Your answer should be a single number: the count of lines that hold the word "Actual".

== == ==

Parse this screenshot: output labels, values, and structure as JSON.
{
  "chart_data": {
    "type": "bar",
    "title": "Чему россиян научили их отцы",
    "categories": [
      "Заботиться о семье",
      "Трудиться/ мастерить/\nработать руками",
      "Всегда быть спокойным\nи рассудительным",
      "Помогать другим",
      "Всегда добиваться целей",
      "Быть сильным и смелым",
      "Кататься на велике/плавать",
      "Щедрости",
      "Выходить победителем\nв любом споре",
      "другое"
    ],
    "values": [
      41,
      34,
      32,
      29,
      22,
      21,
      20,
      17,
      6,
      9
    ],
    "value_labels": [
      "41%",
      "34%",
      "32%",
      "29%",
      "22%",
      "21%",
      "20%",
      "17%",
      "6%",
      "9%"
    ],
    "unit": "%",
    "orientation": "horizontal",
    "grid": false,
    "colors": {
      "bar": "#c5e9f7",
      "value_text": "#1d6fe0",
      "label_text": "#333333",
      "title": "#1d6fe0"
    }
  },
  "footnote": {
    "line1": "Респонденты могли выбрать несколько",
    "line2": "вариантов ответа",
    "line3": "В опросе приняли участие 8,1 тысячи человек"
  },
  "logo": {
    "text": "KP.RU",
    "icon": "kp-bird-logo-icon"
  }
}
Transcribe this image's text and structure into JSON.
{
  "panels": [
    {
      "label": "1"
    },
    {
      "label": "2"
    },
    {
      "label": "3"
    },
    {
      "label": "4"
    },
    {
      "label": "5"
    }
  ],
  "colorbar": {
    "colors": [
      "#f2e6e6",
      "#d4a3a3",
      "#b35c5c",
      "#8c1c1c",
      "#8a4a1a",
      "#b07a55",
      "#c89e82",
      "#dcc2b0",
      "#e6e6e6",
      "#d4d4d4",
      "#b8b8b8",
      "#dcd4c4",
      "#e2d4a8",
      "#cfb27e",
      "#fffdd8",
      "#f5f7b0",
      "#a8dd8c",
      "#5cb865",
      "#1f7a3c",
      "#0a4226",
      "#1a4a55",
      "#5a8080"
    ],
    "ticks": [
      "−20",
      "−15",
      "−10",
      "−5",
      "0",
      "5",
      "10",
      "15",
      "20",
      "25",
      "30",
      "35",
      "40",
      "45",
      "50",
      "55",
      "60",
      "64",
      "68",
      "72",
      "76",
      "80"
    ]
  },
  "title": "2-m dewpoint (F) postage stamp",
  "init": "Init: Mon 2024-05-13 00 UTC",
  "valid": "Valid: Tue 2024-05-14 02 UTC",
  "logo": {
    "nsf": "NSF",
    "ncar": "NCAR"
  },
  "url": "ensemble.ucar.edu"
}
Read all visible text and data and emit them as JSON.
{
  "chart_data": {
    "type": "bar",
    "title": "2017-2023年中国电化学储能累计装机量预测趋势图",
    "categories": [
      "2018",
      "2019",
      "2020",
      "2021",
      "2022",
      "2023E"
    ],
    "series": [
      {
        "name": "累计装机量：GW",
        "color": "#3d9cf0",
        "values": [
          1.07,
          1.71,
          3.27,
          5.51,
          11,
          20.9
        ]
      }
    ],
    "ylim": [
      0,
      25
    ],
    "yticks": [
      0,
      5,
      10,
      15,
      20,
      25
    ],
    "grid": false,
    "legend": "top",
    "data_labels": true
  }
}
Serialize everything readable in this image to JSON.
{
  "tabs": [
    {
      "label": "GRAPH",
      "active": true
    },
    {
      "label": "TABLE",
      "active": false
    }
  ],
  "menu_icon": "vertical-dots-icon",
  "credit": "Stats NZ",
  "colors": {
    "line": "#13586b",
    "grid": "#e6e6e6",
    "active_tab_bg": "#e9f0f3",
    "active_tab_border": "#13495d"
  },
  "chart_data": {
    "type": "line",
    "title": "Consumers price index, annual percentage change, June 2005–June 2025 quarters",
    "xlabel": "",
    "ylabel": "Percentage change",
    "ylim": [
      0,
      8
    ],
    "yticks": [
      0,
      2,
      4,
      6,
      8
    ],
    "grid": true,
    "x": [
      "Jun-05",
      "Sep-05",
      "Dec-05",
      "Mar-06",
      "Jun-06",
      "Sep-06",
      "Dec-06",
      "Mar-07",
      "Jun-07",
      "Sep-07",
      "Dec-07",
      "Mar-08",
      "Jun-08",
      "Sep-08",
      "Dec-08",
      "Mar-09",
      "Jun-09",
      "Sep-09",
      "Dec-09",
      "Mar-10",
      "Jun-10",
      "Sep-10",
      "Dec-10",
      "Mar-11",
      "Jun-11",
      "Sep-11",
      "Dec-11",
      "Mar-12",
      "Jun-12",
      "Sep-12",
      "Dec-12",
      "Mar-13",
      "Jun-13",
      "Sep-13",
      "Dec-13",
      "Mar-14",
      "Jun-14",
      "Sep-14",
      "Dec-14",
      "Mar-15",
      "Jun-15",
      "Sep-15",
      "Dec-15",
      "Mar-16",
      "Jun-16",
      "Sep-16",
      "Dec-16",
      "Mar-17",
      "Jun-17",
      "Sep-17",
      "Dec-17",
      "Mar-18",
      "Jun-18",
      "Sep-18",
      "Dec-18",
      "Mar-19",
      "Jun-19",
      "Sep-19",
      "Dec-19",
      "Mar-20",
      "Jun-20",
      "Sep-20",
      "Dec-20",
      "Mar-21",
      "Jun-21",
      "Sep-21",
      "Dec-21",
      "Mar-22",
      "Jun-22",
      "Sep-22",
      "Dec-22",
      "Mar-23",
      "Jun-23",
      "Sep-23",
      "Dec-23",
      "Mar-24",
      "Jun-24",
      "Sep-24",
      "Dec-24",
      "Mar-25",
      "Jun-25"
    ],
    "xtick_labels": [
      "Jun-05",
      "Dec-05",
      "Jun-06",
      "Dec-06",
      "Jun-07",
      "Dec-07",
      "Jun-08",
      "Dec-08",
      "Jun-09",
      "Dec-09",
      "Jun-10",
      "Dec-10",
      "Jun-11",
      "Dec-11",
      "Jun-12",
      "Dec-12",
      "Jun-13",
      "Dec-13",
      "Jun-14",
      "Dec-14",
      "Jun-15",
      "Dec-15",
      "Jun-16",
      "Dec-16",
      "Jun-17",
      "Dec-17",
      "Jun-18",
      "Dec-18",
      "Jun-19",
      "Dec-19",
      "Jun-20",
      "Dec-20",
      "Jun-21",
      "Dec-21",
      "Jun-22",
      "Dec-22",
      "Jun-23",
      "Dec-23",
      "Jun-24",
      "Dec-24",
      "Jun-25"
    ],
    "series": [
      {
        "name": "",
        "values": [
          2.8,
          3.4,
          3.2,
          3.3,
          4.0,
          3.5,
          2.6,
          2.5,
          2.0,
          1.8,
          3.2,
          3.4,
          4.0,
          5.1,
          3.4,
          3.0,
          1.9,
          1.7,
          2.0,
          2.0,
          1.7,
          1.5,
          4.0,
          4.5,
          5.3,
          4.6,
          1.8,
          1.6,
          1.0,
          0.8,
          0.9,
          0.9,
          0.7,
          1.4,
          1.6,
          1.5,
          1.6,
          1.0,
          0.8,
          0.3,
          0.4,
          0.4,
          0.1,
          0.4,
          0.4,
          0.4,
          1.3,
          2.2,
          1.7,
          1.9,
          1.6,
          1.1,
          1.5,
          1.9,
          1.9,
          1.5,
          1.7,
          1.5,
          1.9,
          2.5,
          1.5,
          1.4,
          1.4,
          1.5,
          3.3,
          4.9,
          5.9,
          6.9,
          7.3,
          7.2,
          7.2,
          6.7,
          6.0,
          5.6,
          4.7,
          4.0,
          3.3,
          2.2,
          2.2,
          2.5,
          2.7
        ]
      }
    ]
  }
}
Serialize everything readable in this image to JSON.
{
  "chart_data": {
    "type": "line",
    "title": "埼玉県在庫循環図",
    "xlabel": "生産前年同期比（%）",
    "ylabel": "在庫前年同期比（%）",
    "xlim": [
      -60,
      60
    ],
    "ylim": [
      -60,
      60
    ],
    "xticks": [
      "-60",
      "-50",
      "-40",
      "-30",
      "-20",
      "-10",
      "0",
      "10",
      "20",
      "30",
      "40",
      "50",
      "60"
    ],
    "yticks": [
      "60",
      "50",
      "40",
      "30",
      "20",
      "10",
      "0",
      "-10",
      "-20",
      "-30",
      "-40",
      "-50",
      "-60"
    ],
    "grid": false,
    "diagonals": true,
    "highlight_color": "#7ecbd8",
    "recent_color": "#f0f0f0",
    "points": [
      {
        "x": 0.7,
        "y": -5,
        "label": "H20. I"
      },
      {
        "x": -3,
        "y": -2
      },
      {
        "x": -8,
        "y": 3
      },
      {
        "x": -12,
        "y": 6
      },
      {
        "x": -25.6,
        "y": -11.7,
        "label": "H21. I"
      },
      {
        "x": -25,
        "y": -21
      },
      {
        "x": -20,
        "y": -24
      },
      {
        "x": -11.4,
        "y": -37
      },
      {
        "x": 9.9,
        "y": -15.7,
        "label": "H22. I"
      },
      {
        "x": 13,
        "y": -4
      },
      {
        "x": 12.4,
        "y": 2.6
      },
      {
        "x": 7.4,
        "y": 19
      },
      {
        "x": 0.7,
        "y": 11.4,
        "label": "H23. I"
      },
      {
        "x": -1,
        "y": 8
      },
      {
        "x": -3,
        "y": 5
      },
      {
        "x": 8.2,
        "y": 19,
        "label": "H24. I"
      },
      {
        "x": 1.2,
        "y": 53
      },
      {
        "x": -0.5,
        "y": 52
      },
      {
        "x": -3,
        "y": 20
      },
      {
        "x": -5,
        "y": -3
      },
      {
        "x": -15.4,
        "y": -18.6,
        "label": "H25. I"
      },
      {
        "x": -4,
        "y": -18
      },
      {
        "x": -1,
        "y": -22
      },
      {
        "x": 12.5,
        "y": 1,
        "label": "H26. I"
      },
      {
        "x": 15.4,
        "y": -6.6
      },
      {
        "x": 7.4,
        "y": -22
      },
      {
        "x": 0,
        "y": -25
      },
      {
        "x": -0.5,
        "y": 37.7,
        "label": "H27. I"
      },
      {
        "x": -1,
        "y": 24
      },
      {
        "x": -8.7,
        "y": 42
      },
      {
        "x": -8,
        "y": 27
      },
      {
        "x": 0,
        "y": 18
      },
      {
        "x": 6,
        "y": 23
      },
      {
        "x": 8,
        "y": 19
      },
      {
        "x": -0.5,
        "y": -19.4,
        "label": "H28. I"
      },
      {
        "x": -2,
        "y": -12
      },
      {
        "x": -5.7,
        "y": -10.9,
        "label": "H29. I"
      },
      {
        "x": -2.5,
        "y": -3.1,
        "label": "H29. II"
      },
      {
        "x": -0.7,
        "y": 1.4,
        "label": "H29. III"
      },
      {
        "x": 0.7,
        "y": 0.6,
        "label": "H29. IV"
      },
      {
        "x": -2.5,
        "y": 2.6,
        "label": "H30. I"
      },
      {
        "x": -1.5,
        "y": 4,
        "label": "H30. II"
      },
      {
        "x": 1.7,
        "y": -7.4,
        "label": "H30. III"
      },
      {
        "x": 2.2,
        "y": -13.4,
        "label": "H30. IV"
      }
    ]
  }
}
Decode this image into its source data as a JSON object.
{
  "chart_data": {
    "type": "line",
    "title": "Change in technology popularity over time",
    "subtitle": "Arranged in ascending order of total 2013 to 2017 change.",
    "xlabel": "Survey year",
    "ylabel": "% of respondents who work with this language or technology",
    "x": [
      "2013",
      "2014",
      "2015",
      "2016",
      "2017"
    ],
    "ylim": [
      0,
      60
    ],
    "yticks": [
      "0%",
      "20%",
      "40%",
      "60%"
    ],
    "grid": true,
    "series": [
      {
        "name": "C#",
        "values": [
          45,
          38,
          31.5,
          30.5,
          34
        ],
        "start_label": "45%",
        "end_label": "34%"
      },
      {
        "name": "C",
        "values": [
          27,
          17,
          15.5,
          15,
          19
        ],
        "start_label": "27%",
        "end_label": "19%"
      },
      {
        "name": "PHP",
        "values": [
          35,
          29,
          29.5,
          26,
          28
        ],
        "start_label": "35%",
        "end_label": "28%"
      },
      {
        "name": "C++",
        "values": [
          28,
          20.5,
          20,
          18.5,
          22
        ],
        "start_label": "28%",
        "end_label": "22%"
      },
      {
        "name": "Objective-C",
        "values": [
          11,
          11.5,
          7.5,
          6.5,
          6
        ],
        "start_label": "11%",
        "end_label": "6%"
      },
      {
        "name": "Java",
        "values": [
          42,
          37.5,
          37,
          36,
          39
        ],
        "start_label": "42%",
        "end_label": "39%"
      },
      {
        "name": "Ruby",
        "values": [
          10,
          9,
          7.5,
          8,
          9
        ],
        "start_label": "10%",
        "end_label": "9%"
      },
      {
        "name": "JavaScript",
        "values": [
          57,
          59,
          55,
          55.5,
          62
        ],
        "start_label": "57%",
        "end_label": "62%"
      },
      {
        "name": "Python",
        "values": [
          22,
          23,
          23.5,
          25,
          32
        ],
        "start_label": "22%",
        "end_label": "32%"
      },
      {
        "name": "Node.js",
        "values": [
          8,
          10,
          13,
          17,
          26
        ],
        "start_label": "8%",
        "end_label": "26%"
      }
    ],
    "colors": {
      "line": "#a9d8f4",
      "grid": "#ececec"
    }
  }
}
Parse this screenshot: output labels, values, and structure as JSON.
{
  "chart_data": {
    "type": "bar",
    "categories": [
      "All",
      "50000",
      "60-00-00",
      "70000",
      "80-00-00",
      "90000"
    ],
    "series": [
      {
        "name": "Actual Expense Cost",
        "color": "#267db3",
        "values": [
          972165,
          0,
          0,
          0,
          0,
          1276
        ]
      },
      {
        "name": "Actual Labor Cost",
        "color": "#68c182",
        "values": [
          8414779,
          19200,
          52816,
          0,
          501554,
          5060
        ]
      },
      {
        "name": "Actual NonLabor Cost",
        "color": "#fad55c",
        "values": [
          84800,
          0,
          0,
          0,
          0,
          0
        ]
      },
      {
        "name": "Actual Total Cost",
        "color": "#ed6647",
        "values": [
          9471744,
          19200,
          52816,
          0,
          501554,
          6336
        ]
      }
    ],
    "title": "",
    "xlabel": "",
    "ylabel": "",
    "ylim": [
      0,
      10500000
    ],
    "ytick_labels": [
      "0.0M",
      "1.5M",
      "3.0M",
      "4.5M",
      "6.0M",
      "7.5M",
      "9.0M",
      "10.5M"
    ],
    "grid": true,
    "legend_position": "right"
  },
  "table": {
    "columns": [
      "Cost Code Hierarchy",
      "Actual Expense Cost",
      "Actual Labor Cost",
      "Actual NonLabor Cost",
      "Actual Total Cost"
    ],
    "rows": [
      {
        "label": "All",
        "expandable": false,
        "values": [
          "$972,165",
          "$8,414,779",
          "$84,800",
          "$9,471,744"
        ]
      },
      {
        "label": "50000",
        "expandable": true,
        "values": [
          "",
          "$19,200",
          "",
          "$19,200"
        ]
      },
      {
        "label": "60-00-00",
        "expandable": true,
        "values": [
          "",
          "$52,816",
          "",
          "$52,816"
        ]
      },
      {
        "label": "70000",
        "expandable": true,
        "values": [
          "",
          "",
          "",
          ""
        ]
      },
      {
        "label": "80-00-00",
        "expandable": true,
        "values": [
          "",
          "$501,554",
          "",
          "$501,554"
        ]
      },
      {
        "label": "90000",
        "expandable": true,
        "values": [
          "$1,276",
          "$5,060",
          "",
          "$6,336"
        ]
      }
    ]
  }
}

== == ==

(RESPONSE BELOW)
8